Data excerpts>

## Start

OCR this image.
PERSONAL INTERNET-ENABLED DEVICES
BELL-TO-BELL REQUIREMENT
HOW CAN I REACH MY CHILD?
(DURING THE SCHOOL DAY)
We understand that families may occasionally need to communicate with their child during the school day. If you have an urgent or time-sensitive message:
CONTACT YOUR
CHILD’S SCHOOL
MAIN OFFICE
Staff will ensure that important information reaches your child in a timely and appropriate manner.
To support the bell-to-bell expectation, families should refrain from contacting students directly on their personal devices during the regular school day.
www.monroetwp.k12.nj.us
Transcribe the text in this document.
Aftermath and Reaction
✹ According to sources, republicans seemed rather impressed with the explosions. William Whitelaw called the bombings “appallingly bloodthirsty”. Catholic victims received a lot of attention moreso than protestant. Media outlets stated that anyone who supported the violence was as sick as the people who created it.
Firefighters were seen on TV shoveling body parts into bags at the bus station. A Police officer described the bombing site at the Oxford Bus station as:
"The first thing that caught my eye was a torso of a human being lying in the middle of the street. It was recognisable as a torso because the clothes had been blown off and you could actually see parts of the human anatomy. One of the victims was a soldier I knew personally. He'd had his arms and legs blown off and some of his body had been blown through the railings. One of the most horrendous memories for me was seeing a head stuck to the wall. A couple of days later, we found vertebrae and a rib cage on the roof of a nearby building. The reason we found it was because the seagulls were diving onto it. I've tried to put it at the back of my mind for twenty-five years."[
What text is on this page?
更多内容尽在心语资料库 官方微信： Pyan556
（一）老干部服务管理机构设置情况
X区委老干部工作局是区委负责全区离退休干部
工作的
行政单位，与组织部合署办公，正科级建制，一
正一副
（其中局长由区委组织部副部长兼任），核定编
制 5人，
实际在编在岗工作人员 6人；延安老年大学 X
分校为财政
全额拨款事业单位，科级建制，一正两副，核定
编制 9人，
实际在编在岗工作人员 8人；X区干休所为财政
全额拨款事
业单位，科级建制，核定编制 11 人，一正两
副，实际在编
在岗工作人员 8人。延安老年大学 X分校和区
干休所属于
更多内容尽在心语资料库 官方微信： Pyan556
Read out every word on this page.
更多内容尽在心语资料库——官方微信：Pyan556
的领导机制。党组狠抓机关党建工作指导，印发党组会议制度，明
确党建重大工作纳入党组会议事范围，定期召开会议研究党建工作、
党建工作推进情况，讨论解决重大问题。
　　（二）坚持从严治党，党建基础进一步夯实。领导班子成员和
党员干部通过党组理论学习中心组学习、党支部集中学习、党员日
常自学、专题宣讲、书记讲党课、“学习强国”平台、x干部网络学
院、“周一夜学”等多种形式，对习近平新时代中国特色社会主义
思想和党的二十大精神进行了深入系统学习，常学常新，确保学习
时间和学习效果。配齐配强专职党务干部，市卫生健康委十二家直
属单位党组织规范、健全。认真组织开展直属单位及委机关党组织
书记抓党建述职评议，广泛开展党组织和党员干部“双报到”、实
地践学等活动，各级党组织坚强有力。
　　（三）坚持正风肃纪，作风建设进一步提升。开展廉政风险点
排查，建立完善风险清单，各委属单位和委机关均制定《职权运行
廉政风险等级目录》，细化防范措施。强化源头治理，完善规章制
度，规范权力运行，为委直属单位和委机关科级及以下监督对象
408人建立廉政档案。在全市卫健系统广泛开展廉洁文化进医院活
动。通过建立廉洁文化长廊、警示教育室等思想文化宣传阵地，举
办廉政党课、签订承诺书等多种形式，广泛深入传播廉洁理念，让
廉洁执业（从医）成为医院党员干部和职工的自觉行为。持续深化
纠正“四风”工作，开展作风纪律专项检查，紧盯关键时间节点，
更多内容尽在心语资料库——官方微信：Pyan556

## End

Work to complete> Return all of the data exactly as it reads.

Exercise result>
OCR this image.
PERSONAL INTERNET-ENABLED DEVICES
BELL-TO-BELL REQUIREMENT
HOW CAN I REACH MY CHILD?
(DURING THE SCHOOL DAY)
We understand that families may occasionally need to communicate with their child during the school day. If you have an urgent or time-sensitive message:
CONTACT YOUR
CHILD’S SCHOOL
MAIN OFFICE
Staff will ensure that important information reaches your child in a timely and appropriate manner.
To support the bell-to-bell expectation, families should refrain from contacting students directly on their personal devices during the regular school day.
www.monroetwp.k12.nj.us
Transcribe the text in this document.
Aftermath and Reaction
✹ According to sources, republicans seemed rather impressed with the explosions. William Whitelaw called the bombings “appallingly bloodthirsty”. Catholic victims received a lot of attention moreso than protestant. Media outlets stated that anyone who supported the violence was as sick as the people who created it.
Firefighters were seen on TV shoveling body parts into bags at the bus station. A Police officer described the bombing site at the Oxford Bus station as:
"The first thing that caught my eye was a torso of a human being lying in the middle of the street. It was recognisable as a torso because the clothes had been blown off and you could actually see parts of the human anatomy. One of the victims was a soldier I knew personally. He'd had his arms and legs blown off and some of his body had been blown through the railings. One of the most horrendous memories for me was seeing a head stuck to the wall. A couple of days later, we found vertebrae and a rib cage on the roof of a nearby building. The reason we found it was because the seagulls were diving onto it. I've tried to put it at the back of my mind for twenty-five years."[
What text is on this page?
更多内容尽在心语资料库 官方微信： Pyan556
（一）老干部服务管理机构设置情况
X区委老干部工作局是区委负责全区离退休干部
工作的
行政单位，与组织部合署办公，正科级建制，一
正一副
（其中局长由区委组织部副部长兼任），核定编
制 5人，
实际在编在岗工作人员 6人；延安老年大学 X
分校为财政
全额拨款事业单位，科级建制，一正两副，核定
编制 9人，
实际在编在岗工作人员 8人；X区干休所为财政
全额拨款事
业单位，科级建制，核定编制 11 人，一正两
副，实际在编
在岗工作人员 8人。延安老年大学 X分校和区
干休所属于
更多内容尽在心语资料库 官方微信： Pyan556
Read out every word on this page.
更多内容尽在心语资料库——官方微信：Pyan556
的领导机制。党组狠抓机关党建工作指导，印发党组会议制度，明
确党建重大工作纳入党组会议事范围，定期召开会议研究党建工作、
党建工作推进情况，讨论解决重大问题。
　　（二）坚持从严治党，党建基础进一步夯实。领导班子成员和
党员干部通过党组理论学习中心组学习、党支部集中学习、党员日
常自学、专题宣讲、书记讲党课、“学习强国”平台、x干部网络学
院、“周一夜学”等多种形式，对习近平新时代中国特色社会主义
思想和党的二十大精神进行了深入系统学习，常学常新，确保学习
时间和学习效果。配齐配强专职党务干部，市卫生健康委十二家直
属单位党组织规范、健全。认真组织开展直属单位及委机关党组织
书记抓党建述职评议，广泛开展党组织和党员干部“双报到”、实
地践学等活动，各级党组织坚强有力。
　　（三）坚持正风肃纪，作风建设进一步提升。开展廉政风险点
排查，建立完善风险清单，各委属单位和委机关均制定《职权运行
廉政风险等级目录》，细化防范措施。强化源头治理，完善规章制
度，规范权力运行，为委直属单位和委机关科级及以下监督对象
408人建立廉政档案。在全市卫健系统广泛开展廉洁文化进医院活
动。通过建立廉洁文化长廊、警示教育室等思想文化宣传阵地，举
办廉政党课、签订承诺书等多种形式，广泛深入传播廉洁理念，让
廉洁执业（从医）成为医院党员干部和职工的自觉行为。持续深化
纠正“四风”工作，开展作风纪律专项检查，紧盯关键时间节点，
更多内容尽在心语资料库——官方微信：Pyan556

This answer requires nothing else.